» Exercise description
Write the records below out again exactly as given, with no images.
--- START Entries shown ---
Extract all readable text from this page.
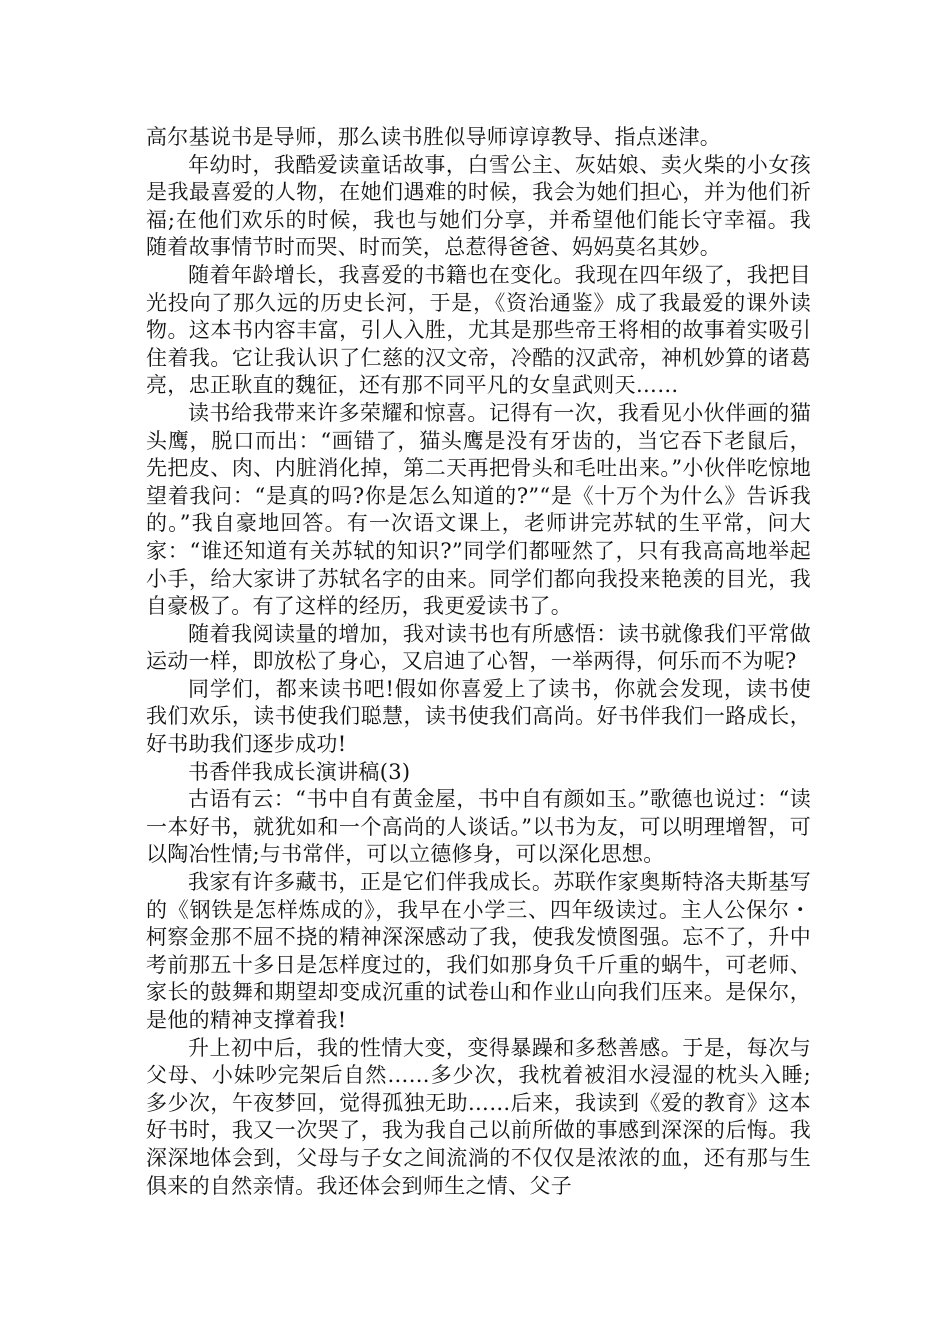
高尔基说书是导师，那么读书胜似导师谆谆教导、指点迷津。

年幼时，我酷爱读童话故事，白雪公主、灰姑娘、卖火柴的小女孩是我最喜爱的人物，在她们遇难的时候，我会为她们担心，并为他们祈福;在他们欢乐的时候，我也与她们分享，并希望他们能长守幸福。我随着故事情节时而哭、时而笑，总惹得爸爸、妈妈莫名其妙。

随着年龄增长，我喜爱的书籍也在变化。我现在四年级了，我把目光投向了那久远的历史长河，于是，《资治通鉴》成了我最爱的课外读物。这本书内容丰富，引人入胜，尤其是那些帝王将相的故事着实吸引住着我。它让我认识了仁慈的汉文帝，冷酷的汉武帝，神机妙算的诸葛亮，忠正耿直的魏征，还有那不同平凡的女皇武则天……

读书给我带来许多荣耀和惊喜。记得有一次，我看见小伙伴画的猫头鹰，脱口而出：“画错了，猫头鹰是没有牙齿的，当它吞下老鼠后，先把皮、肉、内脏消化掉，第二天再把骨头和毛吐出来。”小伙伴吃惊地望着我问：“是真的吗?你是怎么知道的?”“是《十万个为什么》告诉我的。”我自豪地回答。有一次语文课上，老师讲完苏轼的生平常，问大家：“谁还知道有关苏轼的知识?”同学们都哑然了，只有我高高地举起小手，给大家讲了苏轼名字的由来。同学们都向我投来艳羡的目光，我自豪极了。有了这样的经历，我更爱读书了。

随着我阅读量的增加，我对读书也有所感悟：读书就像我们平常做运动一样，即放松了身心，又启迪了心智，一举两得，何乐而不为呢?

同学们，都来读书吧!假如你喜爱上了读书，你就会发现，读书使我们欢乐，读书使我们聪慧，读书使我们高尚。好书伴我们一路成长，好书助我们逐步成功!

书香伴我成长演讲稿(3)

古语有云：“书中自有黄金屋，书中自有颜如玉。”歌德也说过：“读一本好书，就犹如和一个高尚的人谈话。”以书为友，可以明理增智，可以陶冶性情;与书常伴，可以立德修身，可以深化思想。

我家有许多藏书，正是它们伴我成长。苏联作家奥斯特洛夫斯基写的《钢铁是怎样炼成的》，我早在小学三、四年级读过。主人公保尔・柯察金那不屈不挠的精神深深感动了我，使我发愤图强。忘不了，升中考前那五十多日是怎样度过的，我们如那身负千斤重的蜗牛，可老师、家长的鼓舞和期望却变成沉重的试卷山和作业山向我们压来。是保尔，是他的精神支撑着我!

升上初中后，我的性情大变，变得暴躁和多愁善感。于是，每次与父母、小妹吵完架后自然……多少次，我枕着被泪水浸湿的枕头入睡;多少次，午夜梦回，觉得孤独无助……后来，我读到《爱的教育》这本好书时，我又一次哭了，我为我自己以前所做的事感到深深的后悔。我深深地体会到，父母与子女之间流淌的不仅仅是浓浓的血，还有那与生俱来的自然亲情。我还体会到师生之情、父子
--- END Entries shown ---
» Answer to the exercise
Extract all readable text from this page.
高尔基说书是导师，那么读书胜似导师谆谆教导、指点迷津。

年幼时，我酷爱读童话故事，白雪公主、灰姑娘、卖火柴的小女孩是我最喜爱的人物，在她们遇难的时候，我会为她们担心，并为他们祈福;在他们欢乐的时候，我也与她们分享，并希望他们能长守幸福。我随着故事情节时而哭、时而笑，总惹得爸爸、妈妈莫名其妙。

随着年龄增长，我喜爱的书籍也在变化。我现在四年级了，我把目光投向了那久远的历史长河，于是，《资治通鉴》成了我最爱的课外读物。这本书内容丰富，引人入胜，尤其是那些帝王将相的故事着实吸引住着我。它让我认识了仁慈的汉文帝，冷酷的汉武帝，神机妙算的诸葛亮，忠正耿直的魏征，还有那不同平凡的女皇武则天……

读书给我带来许多荣耀和惊喜。记得有一次，我看见小伙伴画的猫头鹰，脱口而出：“画错了，猫头鹰是没有牙齿的，当它吞下老鼠后，先把皮、肉、内脏消化掉，第二天再把骨头和毛吐出来。”小伙伴吃惊地望着我问：“是真的吗?你是怎么知道的?”“是《十万个为什么》告诉我的。”我自豪地回答。有一次语文课上，老师讲完苏轼的生平常，问大家：“谁还知道有关苏轼的知识?”同学们都哑然了，只有我高高地举起小手，给大家讲了苏轼名字的由来。同学们都向我投来艳羡的目光，我自豪极了。有了这样的经历，我更爱读书了。

随着我阅读量的增加，我对读书也有所感悟：读书就像我们平常做运动一样，即放松了身心，又启迪了心智，一举两得，何乐而不为呢?

同学们，都来读书吧!假如你喜爱上了读书，你就会发现，读书使我们欢乐，读书使我们聪慧，读书使我们高尚。好书伴我们一路成长，好书助我们逐步成功!

书香伴我成长演讲稿(3)

古语有云：“书中自有黄金屋，书中自有颜如玉。”歌德也说过：“读一本好书，就犹如和一个高尚的人谈话。”以书为友，可以明理增智，可以陶冶性情;与书常伴，可以立德修身，可以深化思想。

我家有许多藏书，正是它们伴我成长。苏联作家奥斯特洛夫斯基写的《钢铁是怎样炼成的》，我早在小学三、四年级读过。主人公保尔・柯察金那不屈不挠的精神深深感动了我，使我发愤图强。忘不了，升中考前那五十多日是怎样度过的，我们如那身负千斤重的蜗牛，可老师、家长的鼓舞和期望却变成沉重的试卷山和作业山向我们压来。是保尔，是他的精神支撑着我!

升上初中后，我的性情大变，变得暴躁和多愁善感。于是，每次与父母、小妹吵完架后自然……多少次，我枕着被泪水浸湿的枕头入睡;多少次，午夜梦回，觉得孤独无助……后来，我读到《爱的教育》这本好书时，我又一次哭了，我为我自己以前所做的事感到深深的后悔。我深深地体会到，父母与子女之间流淌的不仅仅是浓浓的血，还有那与生俱来的自然亲情。我还体会到师生之情、父子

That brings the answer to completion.